§ **Problem description**: Return all of the entries exactly as written.

§ **The input**:
----------------

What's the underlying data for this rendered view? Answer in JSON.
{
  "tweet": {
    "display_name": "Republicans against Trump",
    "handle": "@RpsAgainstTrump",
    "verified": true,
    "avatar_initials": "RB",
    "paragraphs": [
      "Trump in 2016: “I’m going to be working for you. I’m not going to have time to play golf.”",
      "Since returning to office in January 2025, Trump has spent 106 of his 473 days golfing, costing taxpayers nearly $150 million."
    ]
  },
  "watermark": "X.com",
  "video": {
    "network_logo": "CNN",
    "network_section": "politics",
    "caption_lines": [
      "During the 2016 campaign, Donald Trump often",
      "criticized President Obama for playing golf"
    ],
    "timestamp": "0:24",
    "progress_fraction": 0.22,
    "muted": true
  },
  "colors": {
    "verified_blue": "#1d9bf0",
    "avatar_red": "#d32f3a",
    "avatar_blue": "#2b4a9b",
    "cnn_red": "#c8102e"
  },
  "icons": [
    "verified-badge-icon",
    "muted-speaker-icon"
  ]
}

----------------

§ **Solution**:
What's the underlying data for this rendered view? Answer in JSON.
{
  "tweet": {
    "display_name": "Republicans against Trump",
    "handle": "@RpsAgainstTrump",
    "verified": true,
    "avatar_initials": "RB",
    "paragraphs": [
      "Trump in 2016: “I’m going to be working for you. I’m not going to have time to play golf.”",
      "Since returning to office in January 2025, Trump has spent 106 of his 473 days golfing, costing taxpayers nearly $150 million."
    ]
  },
  "watermark": "X.com",
  "video": {
    "network_logo": "CNN",
    "network_section": "politics",
    "caption_lines": [
      "During the 2016 campaign, Donald Trump often",
      "criticized President Obama for playing golf"
    ],
    "timestamp": "0:24",
    "progress_fraction": 0.22,
    "muted": true
  },
  "colors": {
    "verified_blue": "#1d9bf0",
    "avatar_red": "#d32f3a",
    "avatar_blue": "#2b4a9b",
    "cnn_red": "#c8102e"
  },
  "icons": [
    "verified-badge-icon",
    "muted-speaker-icon"
  ]
}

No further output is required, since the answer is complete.